## Information given
%%
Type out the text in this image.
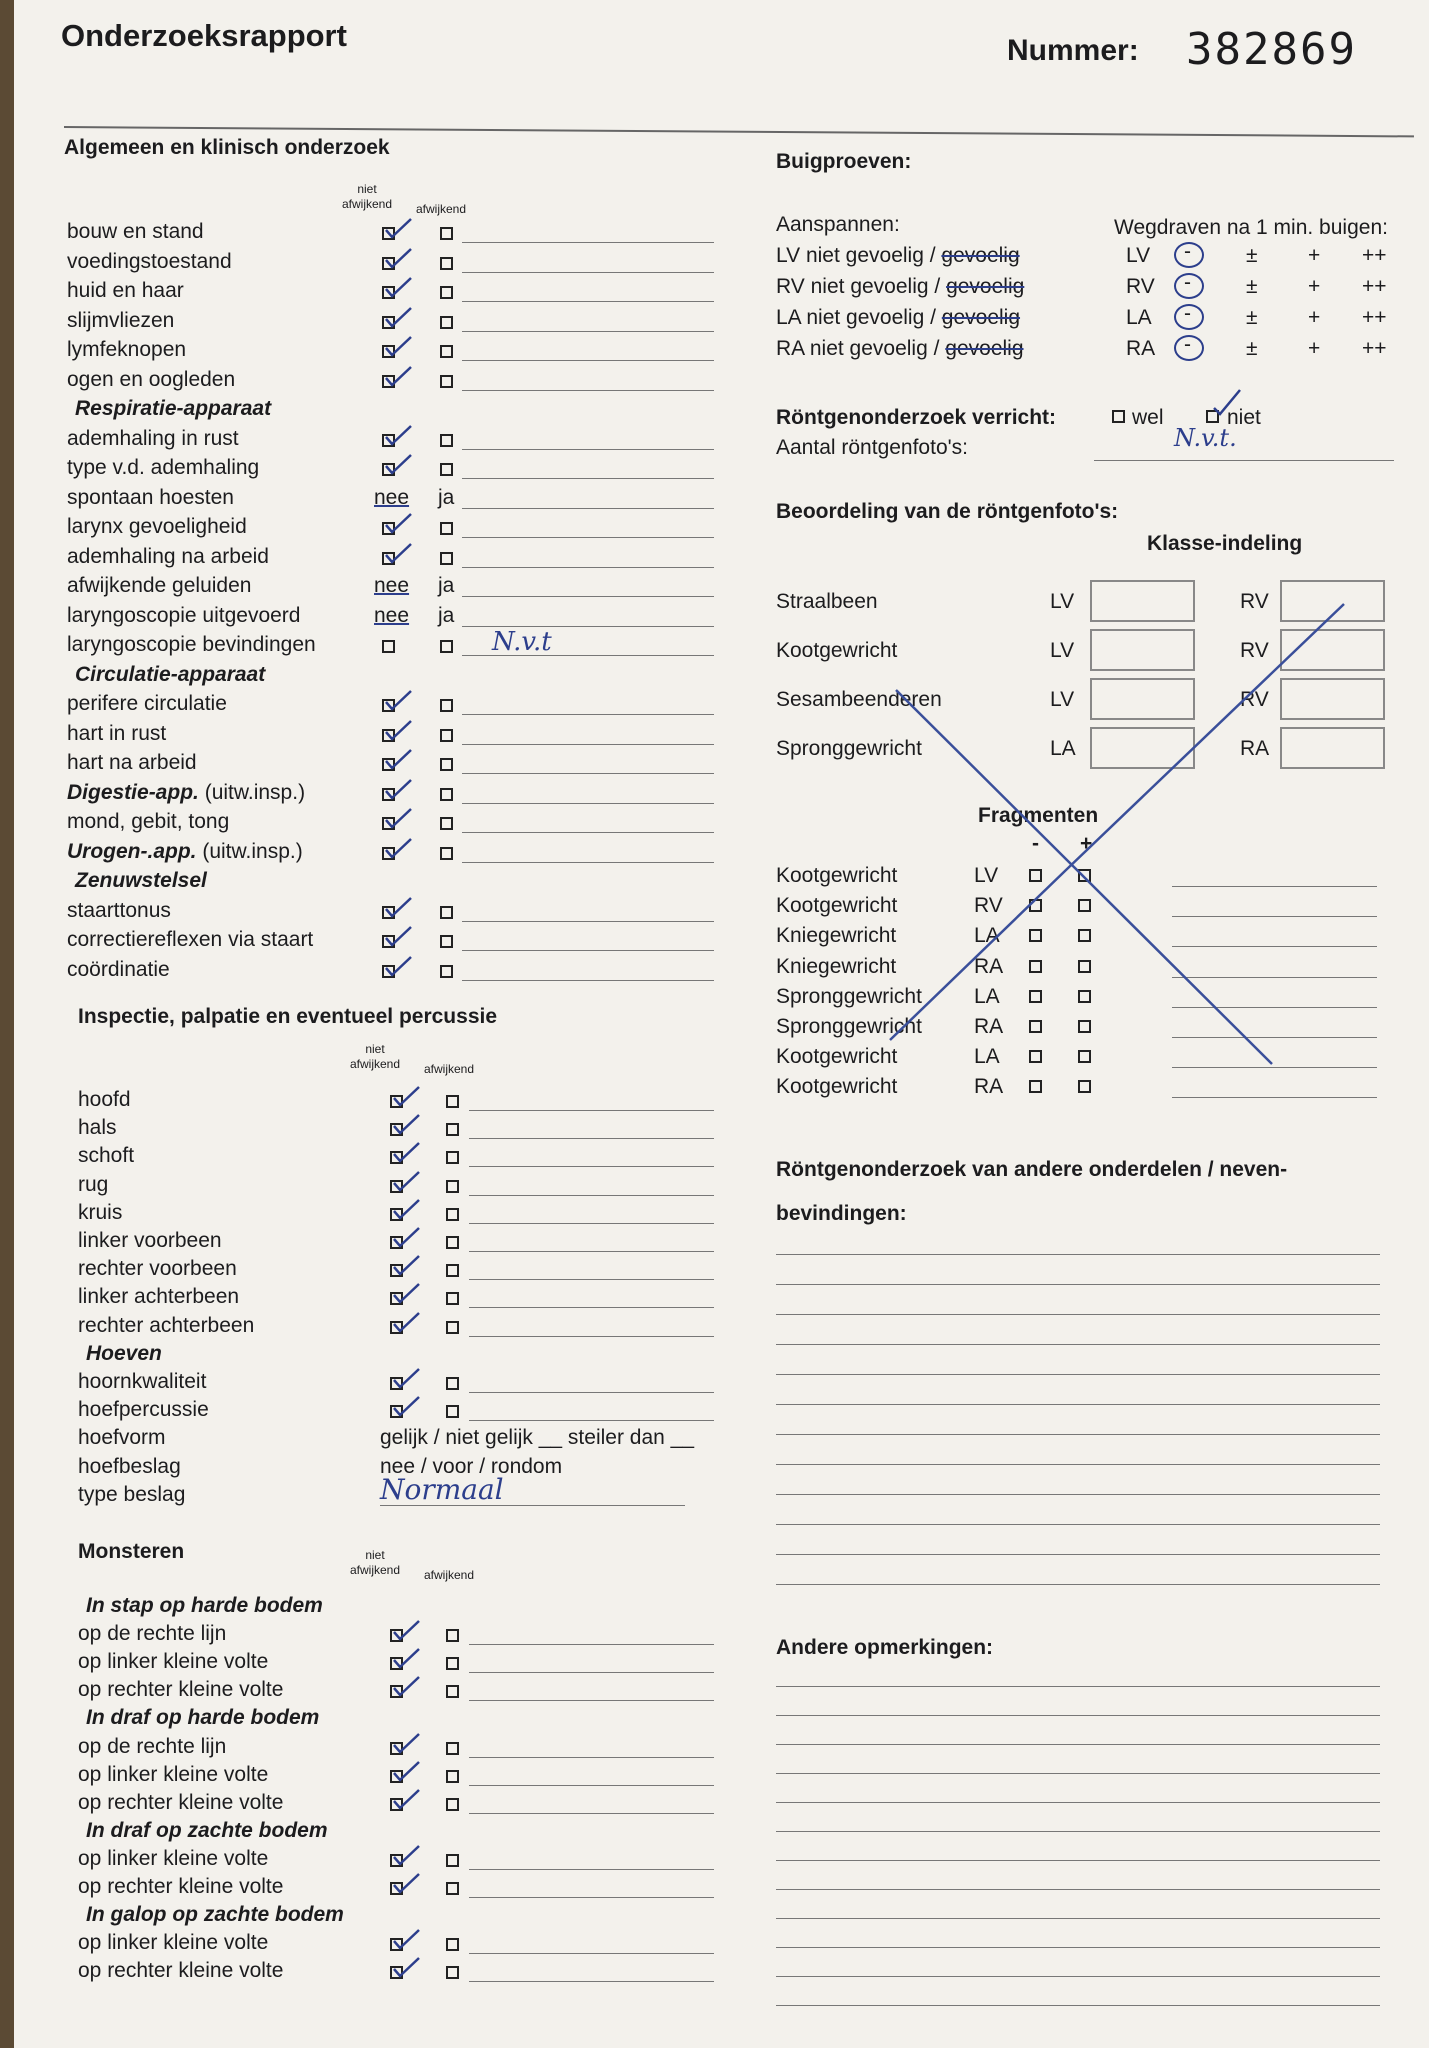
Onderzoeksrapport	Nummer: 382869
Algemeen en klinisch onderzoek
niet afwijkend	afwijkend
bouw en stand
voedingstoestand
huid en haar
slijmvliezen
lymfeknopen
ogen en oogleden
Respiratie-apparaat
ademhaling in rust
type v.d. ademhaling
spontaan hoesten	nee ja
larynx gevoeligheid
ademhaling na arbeid
afwijkende geluiden	nee ja
laryngoscopie uitgevoerd	nee ja
laryngoscopie bevindingen	N.v.t
Circulatie-apparaat
perifere circulatie
hart in rust
hart na arbeid
Digestie-app. (uitw.insp.)
mond, gebit, tong
Urogen-.app. (uitw.insp.)
Zenuwstelsel
staarttonus
correctiereflexen via staart
coördinatie
Inspectie, palpatie en eventueel percussie
niet afwijkend	afwijkend
hoofd
hals
schoft
rug
kruis
linker voorbeen
rechter voorbeen
linker achterbeen
rechter achterbeen
Hoeven
hoornkwaliteit
hoefpercussie
hoefvorm	gelijk / niet gelijk __ steiler dan __
hoefbeslag	nee / voor / rondom
type beslag	Normaal
Monsteren	niet afwijkend	afwijkend
In stap op harde bodem
op de rechte lijn
op linker kleine volte
op rechter kleine volte
In draf op harde bodem
op de rechte lijn
op linker kleine volte
op rechter kleine volte
In draf op zachte bodem
op linker kleine volte
op rechter kleine volte
In galop op zachte bodem
op linker kleine volte
op rechter kleine volte
Buigproeven:
Aanspannen:	Wegdraven na 1 min. buigen:
LV niet gevoelig / gevoelig	LV -	± + ++
RV niet gevoelig / gevoelig	RV -	± + ++
LA niet gevoelig / gevoelig	LA -	± + ++
RA niet gevoelig / gevoelig	RA -	± + ++
Röntgenonderzoek verricht:	wel	niet
Aantal röntgenfoto's:	N.v.t.
Beoordeling van de röntgenfoto's:
Klasse-indeling
Straalbeen	LV	RV
Kootgewricht	LV	RV
Sesambeenderen	LV	RV
Spronggewricht	LA	RA
Fragmenten
- +
Kootgewricht	LV
Kootgewricht	RV
Kniegewricht	LA
Kniegewricht	RA
Spronggewricht LA
Spronggewricht RA
Kootgewricht	LA
Kootgewricht	RA
Röntgenonderzoek van andere onderdelen / neven-
bevindingen:
Andere opmerkingen:
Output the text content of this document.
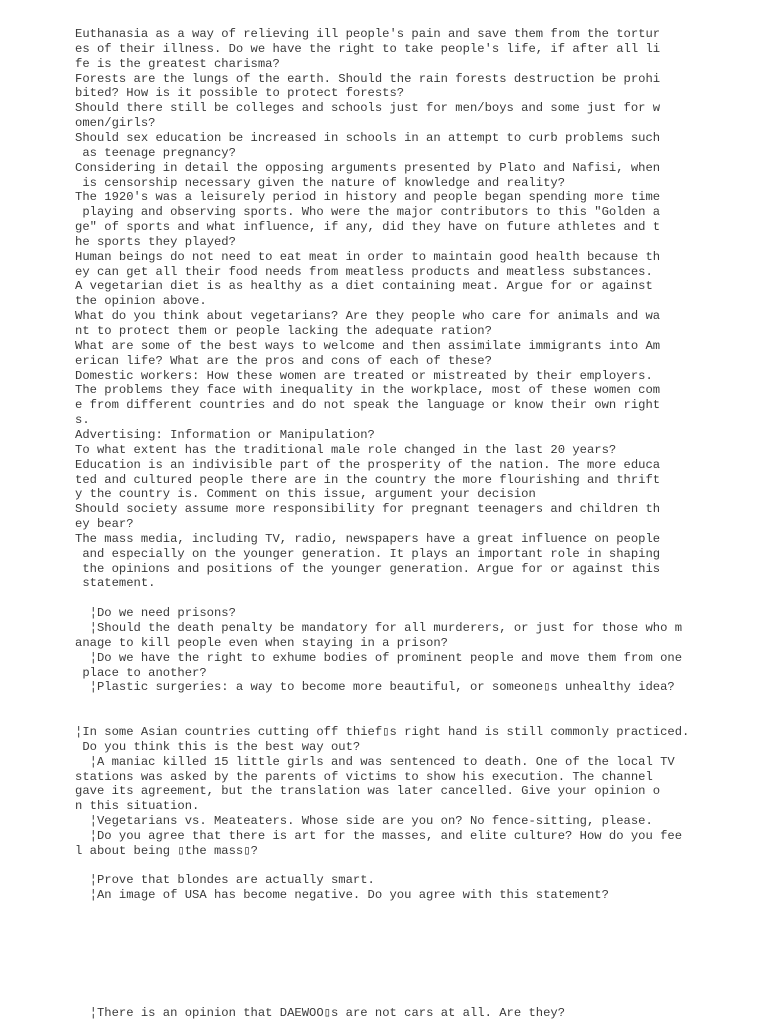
Euthanasia as a way of relieving ill people's pain and save them from the tortur

es of their illness. Do we have the right to take people's life, if after all li

fe is the greatest charisma?

Forests are the lungs of the earth. Should the rain forests destruction be prohi

bited? How is it possible to protect forests?

Should there still be colleges and schools just for men/boys and some just for w

omen/girls?

Should sex education be increased in schools in an attempt to curb problems such

as teenage pregnancy?

Considering in detail the opposing arguments presented by Plato and Nafisi, when

is censorship necessary given the nature of knowledge and reality?

The 1920's was a leisurely period in history and people began spending more time

playing and observing sports. Who were the major contributors to this "Golden a

ge" of sports and what influence, if any, did they have on future athletes and t

he sports they played?

Human beings do not need to eat meat in order to maintain good health because th

ey can get all their food needs from meatless products and meatless substances.

A vegetarian diet is as healthy as a diet containing meat. Argue for or against

the opinion above.

What do you think about vegetarians? Are they people who care for animals and wa

nt to protect them or people lacking the adequate ration?

What are some of the best ways to welcome and then assimilate immigrants into Am

erican life? What are the pros and cons of each of these?

Domestic workers: How these women are treated or mistreated by their employers.

The problems they face with inequality in the workplace, most of these women com

e from different countries and do not speak the language or know their own right

s.

Advertising: Information or Manipulation?

To what extent has the traditional male role changed in the last 20 years?

Education is an indivisible part of the prosperity of the nation. The more educa

ted and cultured people there are in the country the more flourishing and thrift

y the country is. Comment on this issue, argument your decision

Should society assume more responsibility for pregnant teenagers and children th

ey bear?

The mass media, including TV, radio, newspapers have a great influence on people

and especially on the younger generation. It plays an important role in shaping

the opinions and positions of the younger generation. Argue for or against this

statement.

¦Do we need prisons?

¦Should the death penalty be mandatory for all murderers, or just for those who m

anage to kill people even when staying in a prison?

¦Do we have the right to exhume bodies of prominent people and move them from one

place to another?

¦Plastic surgeries: a way to become more beautiful, or someone▯s unhealthy idea?

¦In some Asian countries cutting off thief▯s right hand is still commonly practiced.

Do you think this is the best way out?

¦A maniac killed 15 little girls and was sentenced to death. One of the local TV

stations was asked by the parents of victims to show his execution. The channel

gave its agreement, but the translation was later cancelled. Give your opinion o

n this situation.

¦Vegetarians vs. Meateaters. Whose side are you on? No fence-sitting, please.

¦Do you agree that there is art for the masses, and elite culture? How do you fee

l about being ▯the mass▯?

¦Prove that blondes are actually smart.

¦An image of USA has become negative. Do you agree with this statement?

¦There is an opinion that DAEWOO▯s are not cars at all. Are they?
%%
## Work to be completed
Return every line containing "right".

## Task output
es of their illness. Do we have the right to take people's life, if after all li
e from different countries and do not speak the language or know their own right
¦Do we have the right to exhume bodies of prominent people and move them from one
¦In some Asian countries cutting off thief▯s right hand is still commonly practiced.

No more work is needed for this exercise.